- Goal: Repeat each entry exactly and drop the pictures.

- Stored data:
--- --- ---
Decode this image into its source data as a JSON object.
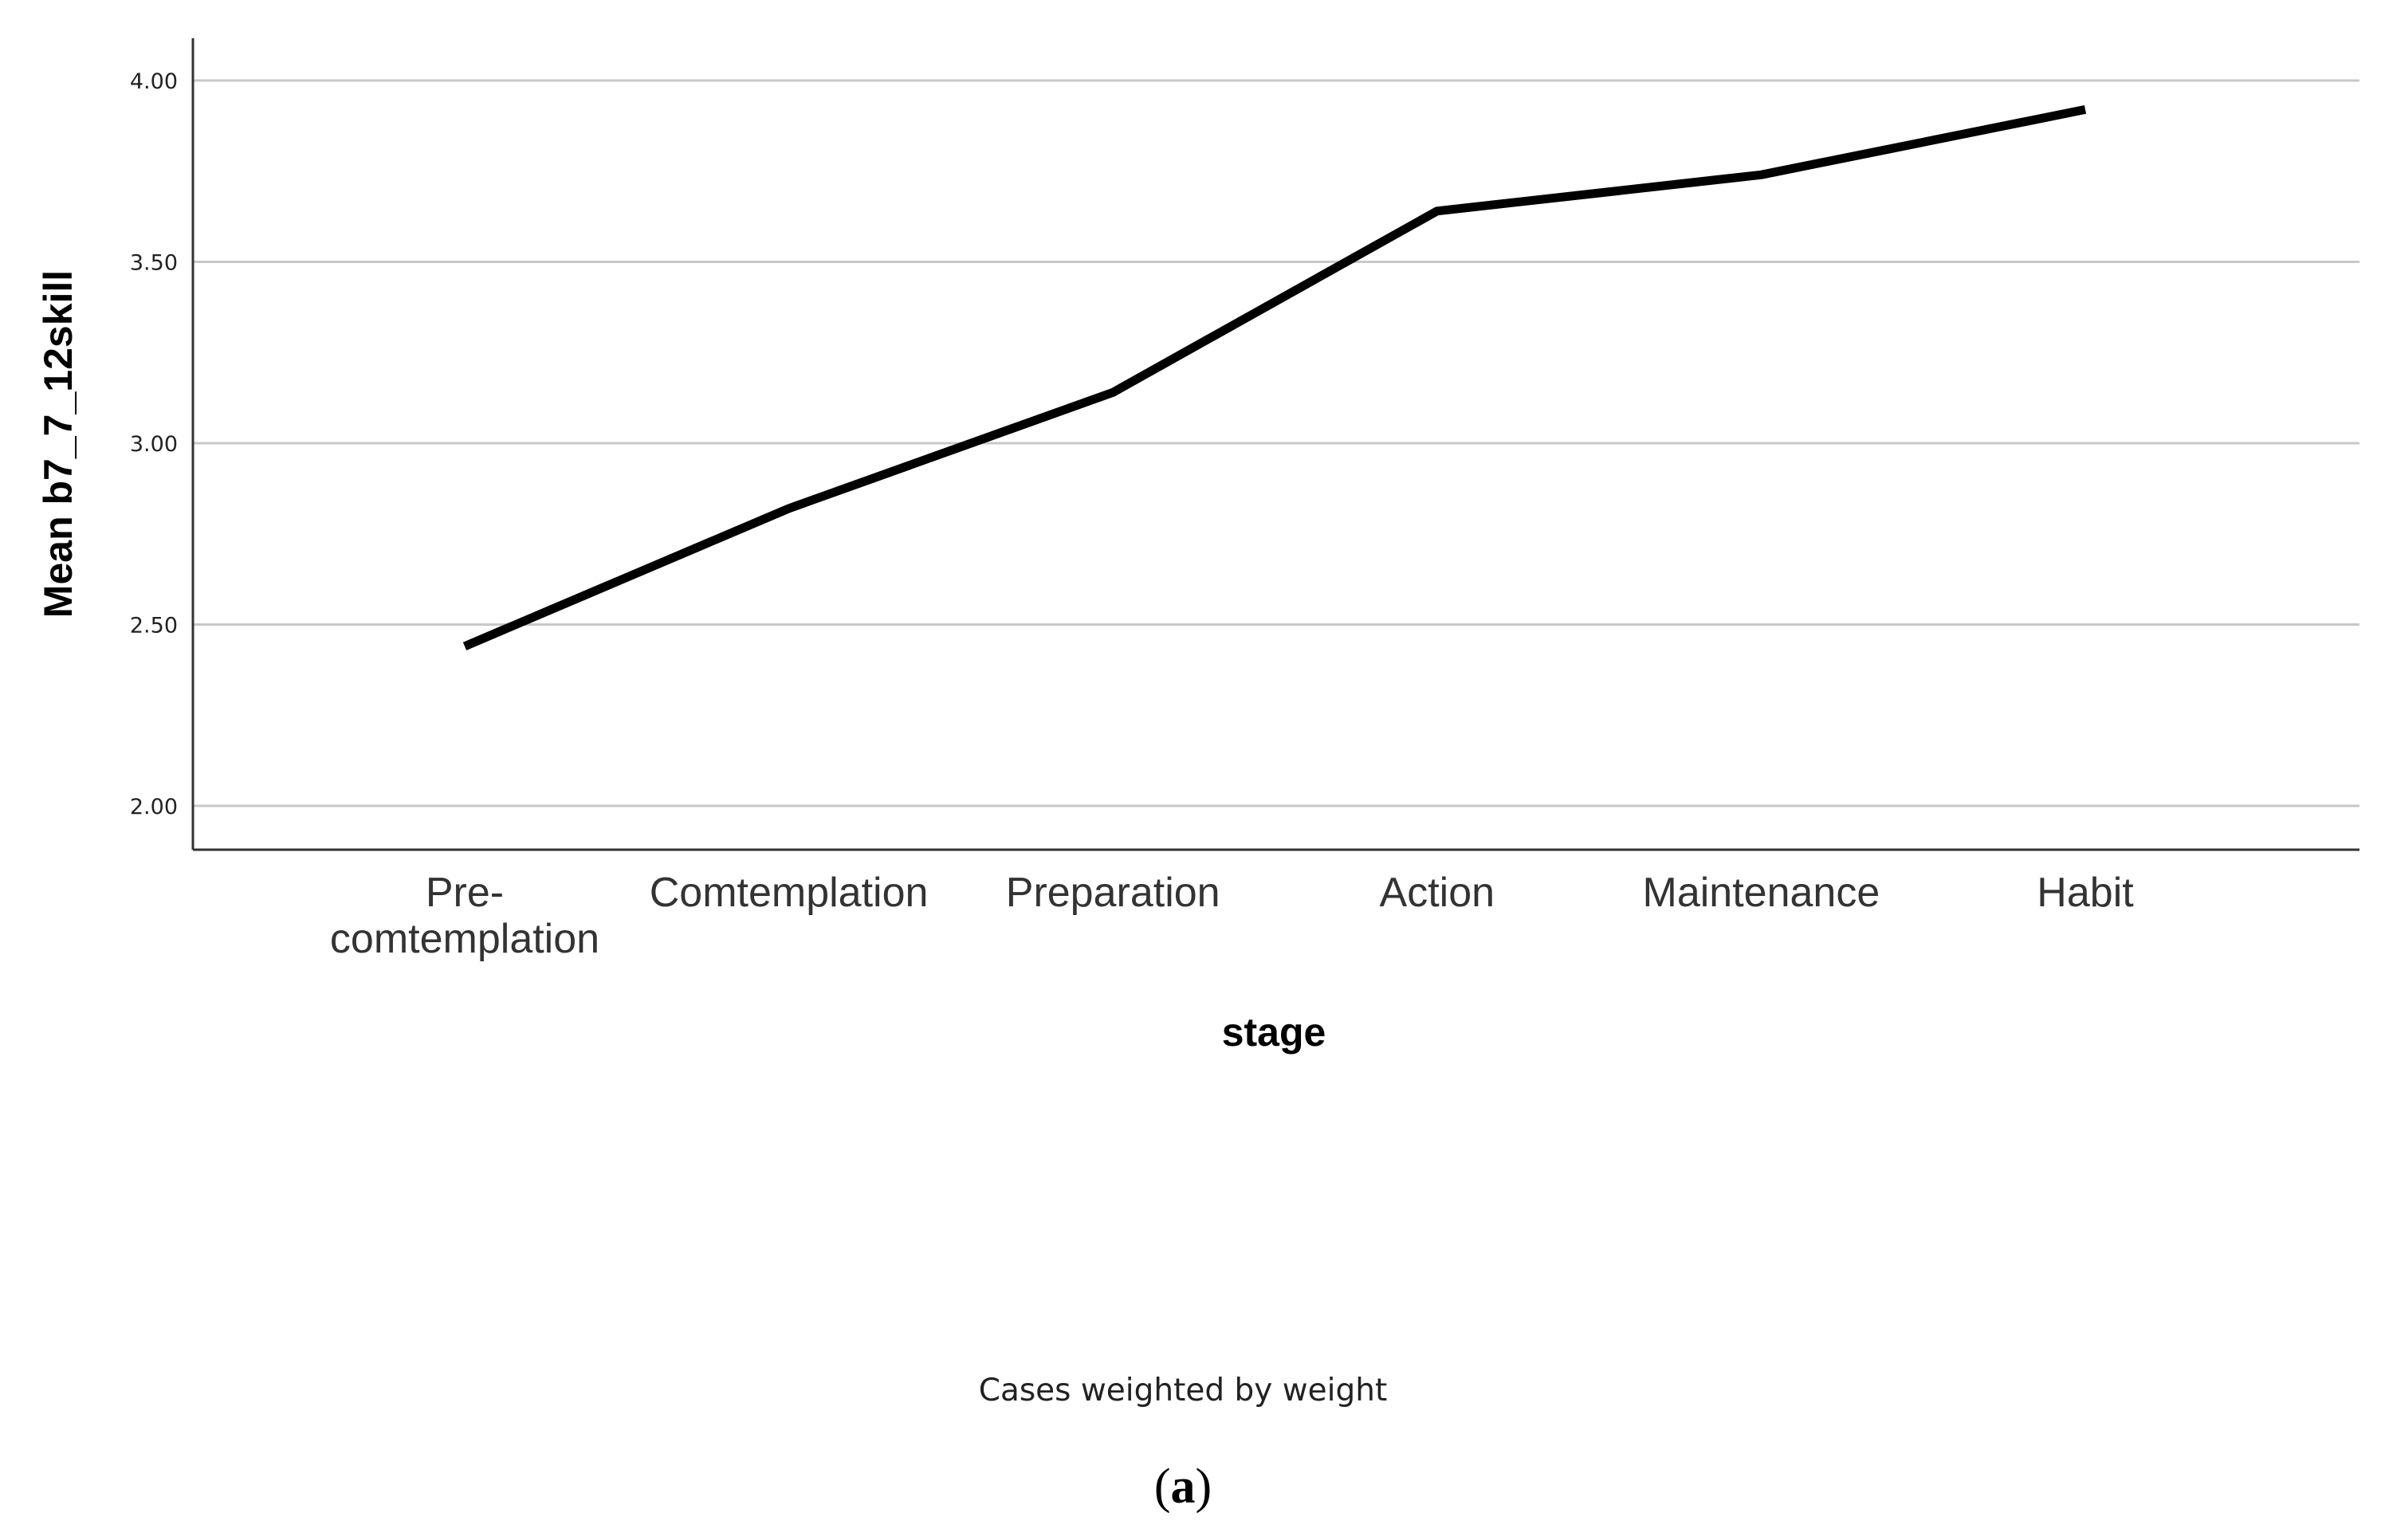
{
  "chart_data": {
    "type": "line",
    "categories": [
      [
        "Pre-",
        "comtemplation"
      ],
      [
        "Comtemplation"
      ],
      [
        "Preparation"
      ],
      [
        "Action"
      ],
      [
        "Maintenance"
      ],
      [
        "Habit"
      ]
    ],
    "series": [
      {
        "values": [
          2.44,
          2.82,
          3.14,
          3.64,
          3.74,
          3.92
        ]
      }
    ],
    "xlabel": "stage",
    "ylabel": "Mean b7_7_12skill",
    "ylim": [
      2.0,
      4.0
    ],
    "yticks": [
      "2.00",
      "2.50",
      "3.00",
      "3.50",
      "4.00"
    ],
    "ytick_values": [
      2.0,
      2.5,
      3.0,
      3.5,
      4.0
    ],
    "grid": true,
    "line_color": "#000000",
    "grid_color": "#c8c8c8",
    "footnote": "Cases weighted by weight"
  },
  "caption": {
    "open": "(",
    "letter": "a",
    "close": ")"
  }
}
--- --- ---
- Solved problem:
Decode this image into its source data as a JSON object.
{
  "chart_data": {
    "type": "line",
    "categories": [
      [
        "Pre-",
        "comtemplation"
      ],
      [
        "Comtemplation"
      ],
      [
        "Preparation"
      ],
      [
        "Action"
      ],
      [
        "Maintenance"
      ],
      [
        "Habit"
      ]
    ],
    "series": [
      {
        "values": [
          2.44,
          2.82,
          3.14,
          3.64,
          3.74,
          3.92
        ]
      }
    ],
    "xlabel": "stage",
    "ylabel": "Mean b7_7_12skill",
    "ylim": [
      2.0,
      4.0
    ],
    "yticks": [
      "2.00",
      "2.50",
      "3.00",
      "3.50",
      "4.00"
    ],
    "ytick_values": [
      2.0,
      2.5,
      3.0,
      3.5,
      4.0
    ],
    "grid": true,
    "line_color": "#000000",
    "grid_color": "#c8c8c8",
    "footnote": "Cases weighted by weight"
  },
  "caption": {
    "open": "(",
    "letter": "a",
    "close": ")"
  }
}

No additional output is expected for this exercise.